YOUR GOAL: From the data that follows, report how many lines hold the string "JSON", giving only the number.
— Begin WORKING DATA —
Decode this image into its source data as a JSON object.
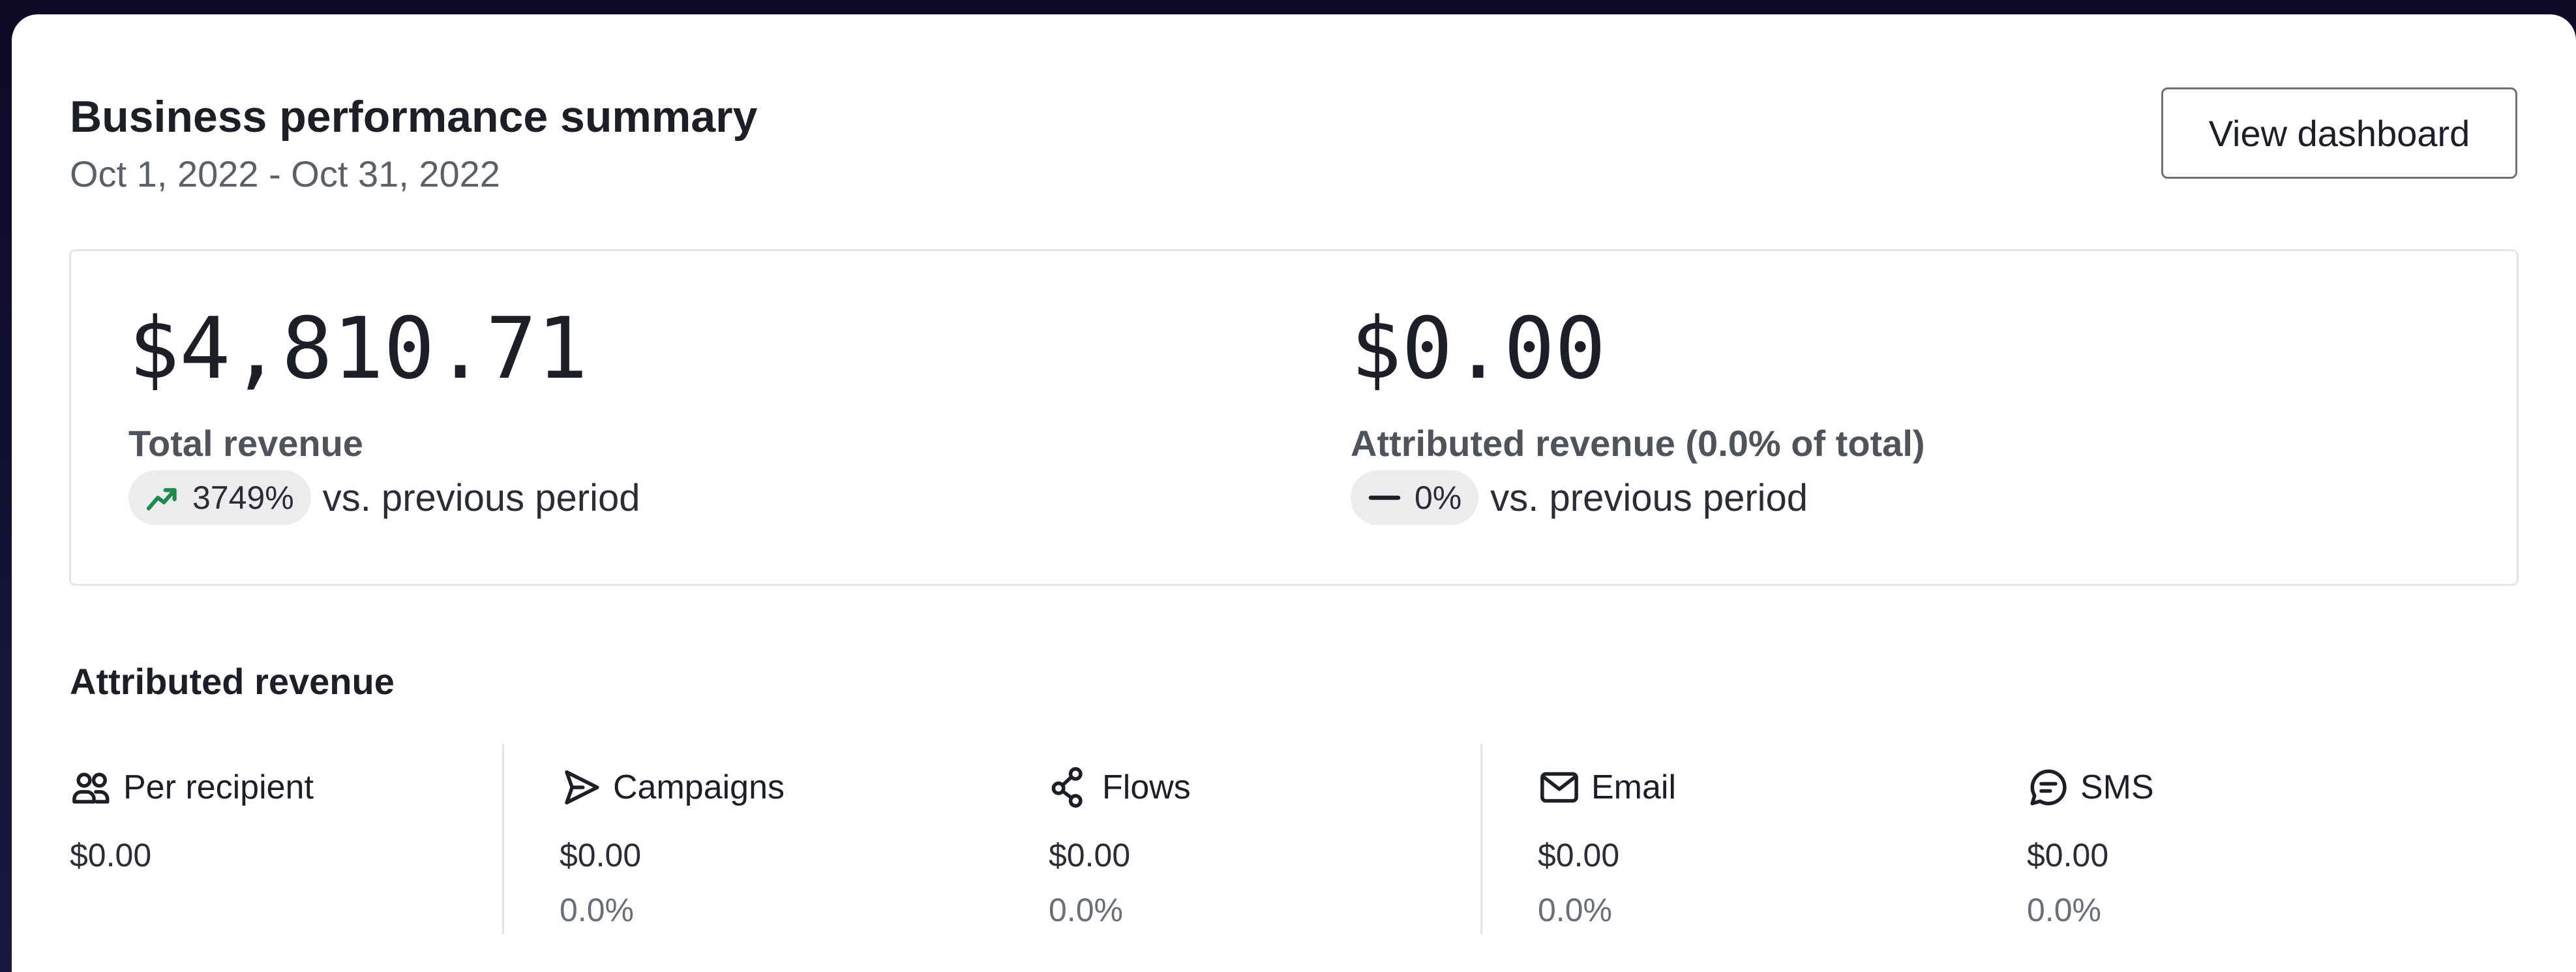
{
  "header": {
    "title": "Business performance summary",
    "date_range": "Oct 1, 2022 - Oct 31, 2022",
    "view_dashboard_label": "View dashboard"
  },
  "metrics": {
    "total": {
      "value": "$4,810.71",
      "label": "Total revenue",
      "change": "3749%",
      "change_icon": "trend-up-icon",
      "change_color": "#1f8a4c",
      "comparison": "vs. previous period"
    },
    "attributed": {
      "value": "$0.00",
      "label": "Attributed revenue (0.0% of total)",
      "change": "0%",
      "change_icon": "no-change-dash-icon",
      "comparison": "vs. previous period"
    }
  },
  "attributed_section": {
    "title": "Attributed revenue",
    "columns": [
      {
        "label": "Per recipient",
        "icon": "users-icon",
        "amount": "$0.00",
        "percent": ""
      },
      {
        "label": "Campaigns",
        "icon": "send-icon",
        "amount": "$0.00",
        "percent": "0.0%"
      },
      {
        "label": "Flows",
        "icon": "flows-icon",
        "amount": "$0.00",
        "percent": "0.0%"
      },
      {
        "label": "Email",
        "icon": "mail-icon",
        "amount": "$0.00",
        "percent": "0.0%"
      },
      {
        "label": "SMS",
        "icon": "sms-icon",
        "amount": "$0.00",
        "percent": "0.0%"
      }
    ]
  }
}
— End WORKING DATA —
— Begin WORKING DATA —
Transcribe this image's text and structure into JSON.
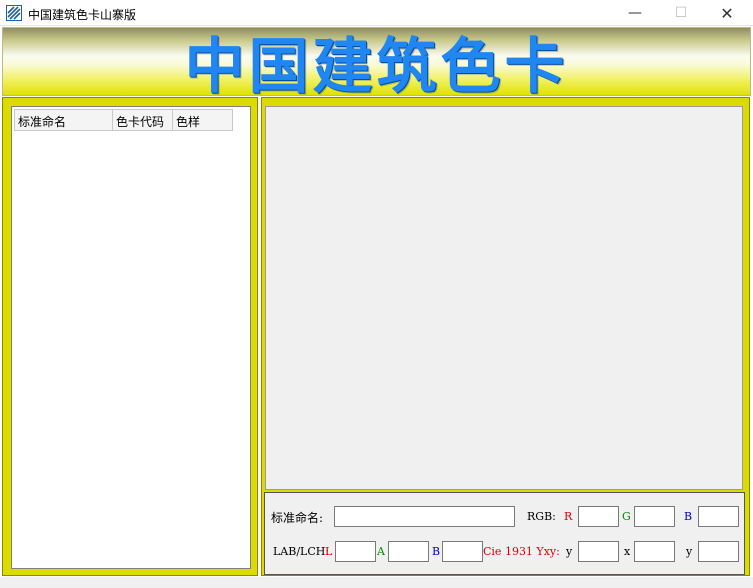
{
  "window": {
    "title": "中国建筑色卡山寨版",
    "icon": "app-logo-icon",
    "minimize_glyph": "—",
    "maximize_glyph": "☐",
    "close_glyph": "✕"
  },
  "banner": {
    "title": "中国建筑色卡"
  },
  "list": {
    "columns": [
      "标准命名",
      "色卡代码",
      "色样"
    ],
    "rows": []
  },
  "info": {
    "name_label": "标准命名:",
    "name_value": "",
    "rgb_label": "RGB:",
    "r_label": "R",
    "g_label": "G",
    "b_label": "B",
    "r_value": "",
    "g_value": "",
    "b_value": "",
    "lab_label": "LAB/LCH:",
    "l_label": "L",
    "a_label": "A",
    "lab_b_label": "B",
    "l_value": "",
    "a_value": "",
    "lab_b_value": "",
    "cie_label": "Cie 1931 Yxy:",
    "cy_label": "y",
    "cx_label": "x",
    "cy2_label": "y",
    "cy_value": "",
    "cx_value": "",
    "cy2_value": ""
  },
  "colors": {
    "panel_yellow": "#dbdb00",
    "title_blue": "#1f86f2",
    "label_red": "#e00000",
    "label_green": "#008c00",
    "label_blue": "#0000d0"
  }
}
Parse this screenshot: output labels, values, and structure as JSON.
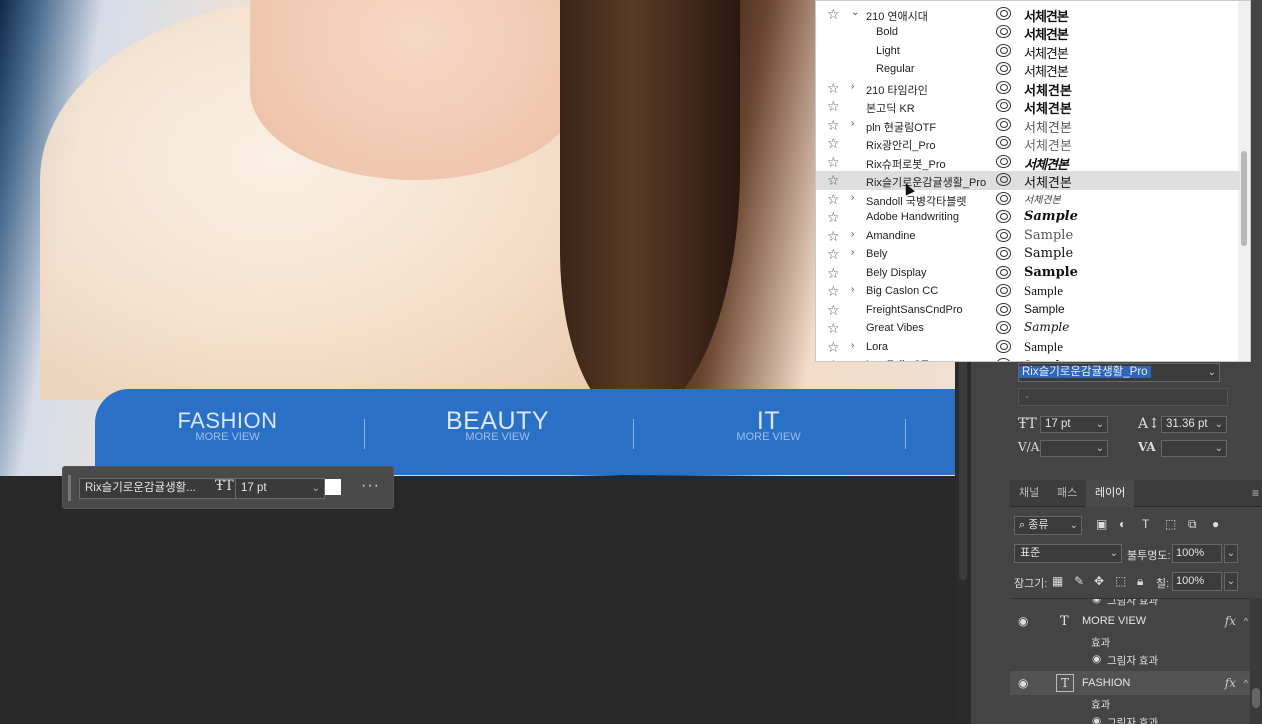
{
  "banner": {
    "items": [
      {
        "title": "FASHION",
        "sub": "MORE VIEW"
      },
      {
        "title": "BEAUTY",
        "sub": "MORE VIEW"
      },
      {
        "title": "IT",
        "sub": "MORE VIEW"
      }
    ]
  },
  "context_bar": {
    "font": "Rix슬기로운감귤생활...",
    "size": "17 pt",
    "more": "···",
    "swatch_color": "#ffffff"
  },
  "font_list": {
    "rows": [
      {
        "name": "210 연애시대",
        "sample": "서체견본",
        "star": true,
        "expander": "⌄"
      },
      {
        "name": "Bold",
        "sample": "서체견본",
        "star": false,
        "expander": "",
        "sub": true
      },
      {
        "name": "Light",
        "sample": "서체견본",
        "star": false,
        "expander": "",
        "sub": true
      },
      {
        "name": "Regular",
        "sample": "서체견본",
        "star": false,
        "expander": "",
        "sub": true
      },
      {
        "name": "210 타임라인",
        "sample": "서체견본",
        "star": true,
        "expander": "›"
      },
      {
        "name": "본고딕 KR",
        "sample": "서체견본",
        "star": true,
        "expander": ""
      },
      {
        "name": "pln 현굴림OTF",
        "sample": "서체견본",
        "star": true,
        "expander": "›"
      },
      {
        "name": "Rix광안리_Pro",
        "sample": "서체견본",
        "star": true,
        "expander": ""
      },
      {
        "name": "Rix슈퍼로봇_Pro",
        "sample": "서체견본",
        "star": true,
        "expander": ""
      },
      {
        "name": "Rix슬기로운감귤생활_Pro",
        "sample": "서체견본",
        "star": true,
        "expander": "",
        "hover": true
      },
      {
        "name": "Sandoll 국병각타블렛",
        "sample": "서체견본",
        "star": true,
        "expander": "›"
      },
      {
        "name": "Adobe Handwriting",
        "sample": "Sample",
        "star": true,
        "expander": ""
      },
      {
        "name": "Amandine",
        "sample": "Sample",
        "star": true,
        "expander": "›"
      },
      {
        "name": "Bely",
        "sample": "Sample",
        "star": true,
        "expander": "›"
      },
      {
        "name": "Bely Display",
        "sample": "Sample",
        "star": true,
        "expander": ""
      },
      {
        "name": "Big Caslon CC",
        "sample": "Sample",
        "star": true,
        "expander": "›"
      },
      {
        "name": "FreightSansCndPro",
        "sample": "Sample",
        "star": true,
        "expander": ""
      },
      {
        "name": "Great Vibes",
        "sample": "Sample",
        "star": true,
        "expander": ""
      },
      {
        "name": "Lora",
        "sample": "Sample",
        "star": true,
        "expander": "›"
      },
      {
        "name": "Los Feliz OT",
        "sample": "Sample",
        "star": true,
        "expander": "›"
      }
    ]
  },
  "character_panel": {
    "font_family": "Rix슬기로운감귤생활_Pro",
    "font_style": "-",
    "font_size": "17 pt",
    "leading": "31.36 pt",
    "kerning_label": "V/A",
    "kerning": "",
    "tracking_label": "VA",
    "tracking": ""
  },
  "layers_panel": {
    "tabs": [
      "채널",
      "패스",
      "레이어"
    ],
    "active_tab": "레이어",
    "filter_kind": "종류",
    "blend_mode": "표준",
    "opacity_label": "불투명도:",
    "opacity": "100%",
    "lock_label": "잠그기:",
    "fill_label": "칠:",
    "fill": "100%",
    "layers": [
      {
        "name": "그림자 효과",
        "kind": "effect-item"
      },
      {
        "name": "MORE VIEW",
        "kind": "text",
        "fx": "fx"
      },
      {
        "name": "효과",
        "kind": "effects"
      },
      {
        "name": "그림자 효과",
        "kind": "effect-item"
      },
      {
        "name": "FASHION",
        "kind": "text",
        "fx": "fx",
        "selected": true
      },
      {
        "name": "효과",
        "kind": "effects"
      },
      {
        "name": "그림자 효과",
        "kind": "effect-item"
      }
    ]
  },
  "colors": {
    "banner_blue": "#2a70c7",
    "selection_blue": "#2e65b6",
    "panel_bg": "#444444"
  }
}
— End WORKING DATA —
— Begin WORKING DATA —
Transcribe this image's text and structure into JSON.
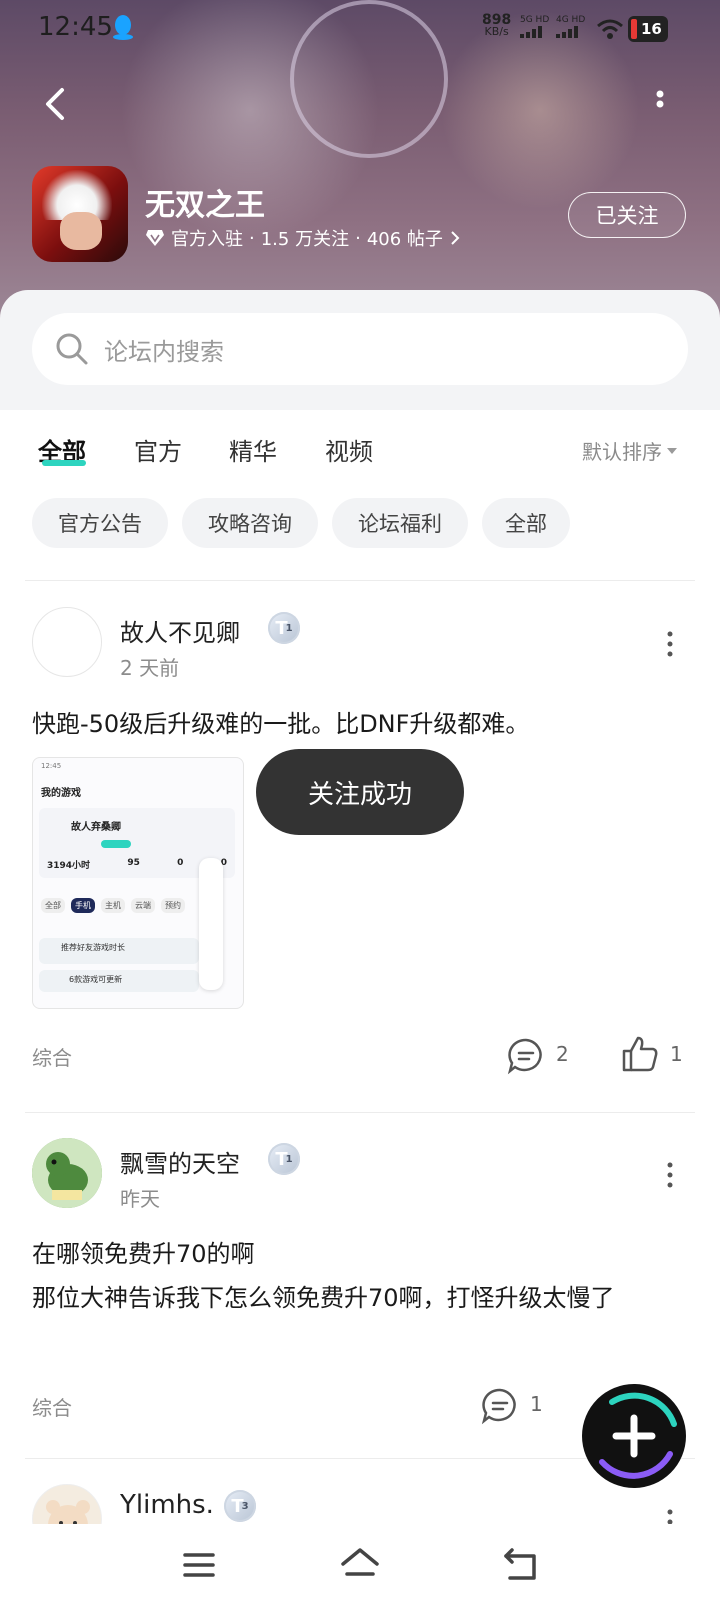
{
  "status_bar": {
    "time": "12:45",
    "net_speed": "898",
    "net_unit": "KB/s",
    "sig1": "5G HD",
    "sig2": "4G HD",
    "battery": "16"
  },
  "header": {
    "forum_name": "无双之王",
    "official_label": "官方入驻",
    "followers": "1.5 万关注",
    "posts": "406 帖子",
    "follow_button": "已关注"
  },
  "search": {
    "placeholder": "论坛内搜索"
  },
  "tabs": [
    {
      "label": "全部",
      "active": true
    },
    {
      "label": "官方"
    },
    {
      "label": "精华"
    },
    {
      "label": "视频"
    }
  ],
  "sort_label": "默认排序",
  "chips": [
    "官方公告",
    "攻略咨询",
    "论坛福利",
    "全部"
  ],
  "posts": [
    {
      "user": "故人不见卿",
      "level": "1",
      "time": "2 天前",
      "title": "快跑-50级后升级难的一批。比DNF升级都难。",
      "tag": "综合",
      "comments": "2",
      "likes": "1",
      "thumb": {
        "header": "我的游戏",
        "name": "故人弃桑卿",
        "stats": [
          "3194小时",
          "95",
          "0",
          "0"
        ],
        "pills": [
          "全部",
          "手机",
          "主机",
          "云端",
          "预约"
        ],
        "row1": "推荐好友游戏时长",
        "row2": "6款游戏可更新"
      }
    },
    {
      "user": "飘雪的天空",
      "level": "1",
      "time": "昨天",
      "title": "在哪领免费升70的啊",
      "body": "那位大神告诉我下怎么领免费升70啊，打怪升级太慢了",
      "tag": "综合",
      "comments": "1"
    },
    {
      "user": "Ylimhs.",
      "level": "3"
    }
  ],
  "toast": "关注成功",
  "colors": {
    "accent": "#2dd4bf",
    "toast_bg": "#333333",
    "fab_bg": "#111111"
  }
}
— End WORKING DATA —
RIGHT ANSWER: 4